### STATED EXERCISE
Pull out every line containing the string "weeks".

[Records excerpted from a collection]
===

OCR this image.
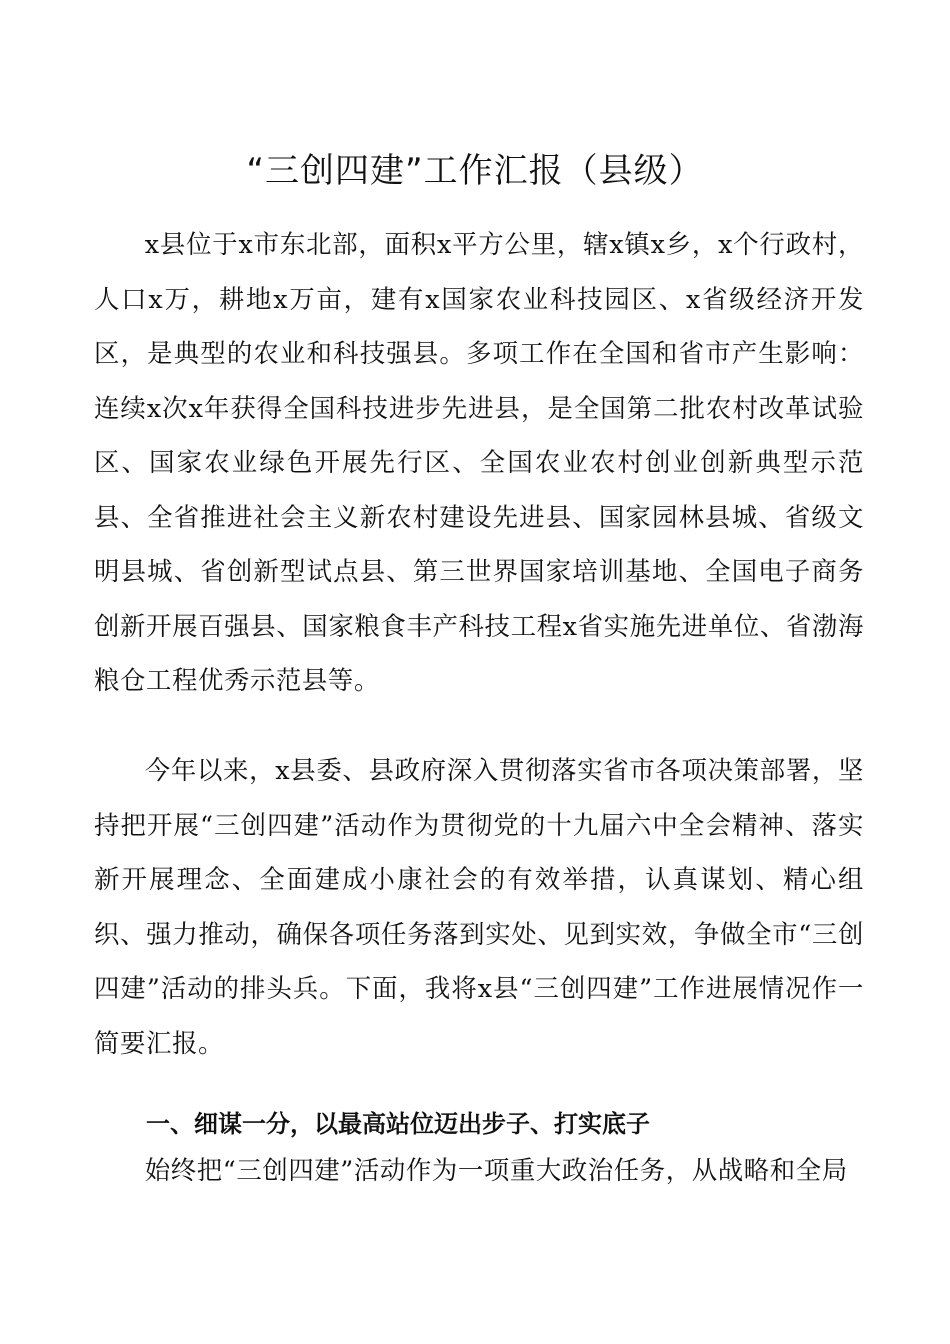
“三创四建”工作汇报（县级）

x县位于x市东北部，面积x平方公里，辖x镇x乡，x个行政村，人口x万，耕地x万亩，建有x国家农业科技园区、x省级经济开发区，是典型的农业和科技强县。多项工作在全国和省市产生影响：连续x次x年获得全国科技进步先进县，是全国第二批农村改革试验区、国家农业绿色开展先行区、全国农业农村创业创新典型示范县、全省推进社会主义新农村建设先进县、国家园林县城、省级文明县城、省创新型试点县、第三世界国家培训基地、全国电子商务创新开展百强县、国家粮食丰产科技工程x省实施先进单位、省渤海粮仓工程优秀示范县等。

今年以来，x县委、县政府深入贯彻落实省市各项决策部署，坚持把开展“三创四建”活动作为贯彻党的十九届六中全会精神、落实新开展理念、全面建成小康社会的有效举措，认真谋划、精心组织、强力推动，确保各项任务落到实处、见到实效，争做全市“三创四建”活动的排头兵。下面，我将x县“三创四建”工作进展情况作一简要汇报。

一、细谋一分，以最高站位迈出步子、打实底子

始终把“三创四建”活动作为一项重大政治任务，从战略和全局
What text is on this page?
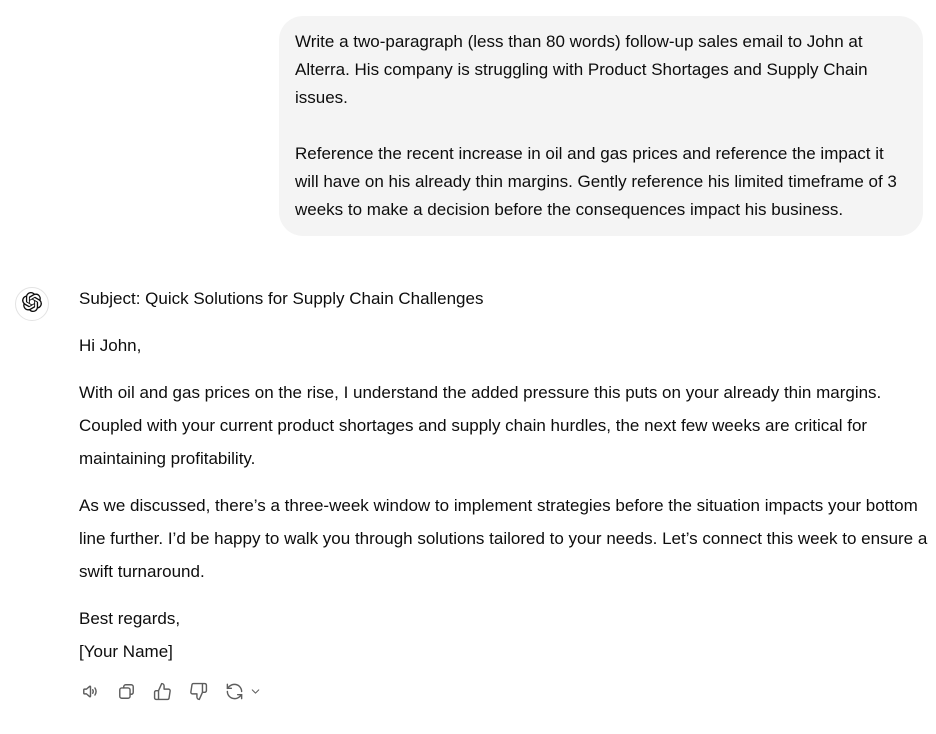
Write a two-paragraph (less than 80 words) follow-up sales email to John at Alterra. His company is struggling with Product Shortages and Supply Chain issues.

Reference the recent increase in oil and gas prices and reference the impact it will have on his already thin margins. Gently reference his limited timeframe of 3 weeks to make a decision before the consequences impact his business.

Subject: Quick Solutions for Supply Chain Challenges

Hi John,

With oil and gas prices on the rise, I understand the added pressure this puts on your already thin margins. Coupled with your current product shortages and supply chain hurdles, the next few weeks are critical for maintaining profitability.

As we discussed, there’s a three-week window to implement strategies before the situation impacts your bottom line further. I’d be happy to walk you through solutions tailored to your needs. Let’s connect this week to ensure a swift turnaround.

Best regards,

[Your Name]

===

### EXPECTED ANSWER
Reference the recent increase in oil and gas prices and reference the impact it will have on his already thin margins. Gently reference his limited timeframe of 3 weeks to make a decision before the consequences impact his business.
With oil and gas prices on the rise, I understand the added pressure this puts on your already thin margins. Coupled with your current product shortages and supply chain hurdles, the next few weeks are critical for maintaining profitability.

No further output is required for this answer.